● **YOUR INSTRUCTIONS**
Reproduce every entry exactly and leave its pictures out.

● **PROVIDED INFORMATION**
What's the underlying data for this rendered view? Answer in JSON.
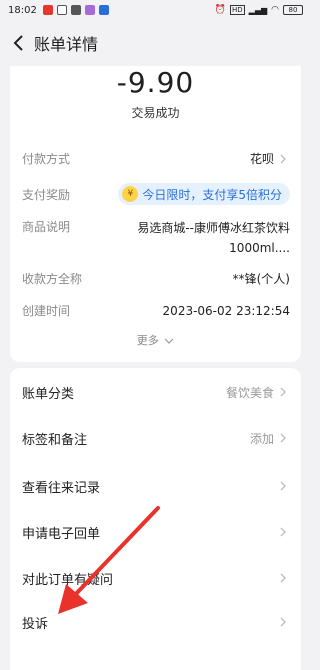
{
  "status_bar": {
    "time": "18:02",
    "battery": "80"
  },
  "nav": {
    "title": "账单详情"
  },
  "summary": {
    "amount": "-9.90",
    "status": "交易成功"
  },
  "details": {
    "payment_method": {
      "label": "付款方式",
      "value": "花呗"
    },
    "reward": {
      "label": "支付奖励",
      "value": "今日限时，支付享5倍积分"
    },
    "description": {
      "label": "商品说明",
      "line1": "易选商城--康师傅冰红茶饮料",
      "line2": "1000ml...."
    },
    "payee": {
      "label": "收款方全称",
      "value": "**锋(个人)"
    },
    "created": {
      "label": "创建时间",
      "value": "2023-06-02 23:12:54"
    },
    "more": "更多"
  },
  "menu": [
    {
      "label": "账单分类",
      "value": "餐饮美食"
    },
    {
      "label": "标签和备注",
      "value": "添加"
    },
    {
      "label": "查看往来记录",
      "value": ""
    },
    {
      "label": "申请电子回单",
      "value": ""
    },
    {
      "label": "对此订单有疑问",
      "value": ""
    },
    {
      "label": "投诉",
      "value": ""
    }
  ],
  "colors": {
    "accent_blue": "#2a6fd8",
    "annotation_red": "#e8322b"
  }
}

● **COMPLETE OUTPUT**
What's the underlying data for this rendered view? Answer in JSON.
{
  "status_bar": {
    "time": "18:02",
    "battery": "80"
  },
  "nav": {
    "title": "账单详情"
  },
  "summary": {
    "amount": "-9.90",
    "status": "交易成功"
  },
  "details": {
    "payment_method": {
      "label": "付款方式",
      "value": "花呗"
    },
    "reward": {
      "label": "支付奖励",
      "value": "今日限时，支付享5倍积分"
    },
    "description": {
      "label": "商品说明",
      "line1": "易选商城--康师傅冰红茶饮料",
      "line2": "1000ml...."
    },
    "payee": {
      "label": "收款方全称",
      "value": "**锋(个人)"
    },
    "created": {
      "label": "创建时间",
      "value": "2023-06-02 23:12:54"
    },
    "more": "更多"
  },
  "menu": [
    {
      "label": "账单分类",
      "value": "餐饮美食"
    },
    {
      "label": "标签和备注",
      "value": "添加"
    },
    {
      "label": "查看往来记录",
      "value": ""
    },
    {
      "label": "申请电子回单",
      "value": ""
    },
    {
      "label": "对此订单有疑问",
      "value": ""
    },
    {
      "label": "投诉",
      "value": ""
    }
  ],
  "colors": {
    "accent_blue": "#2a6fd8",
    "annotation_red": "#e8322b"
  }
}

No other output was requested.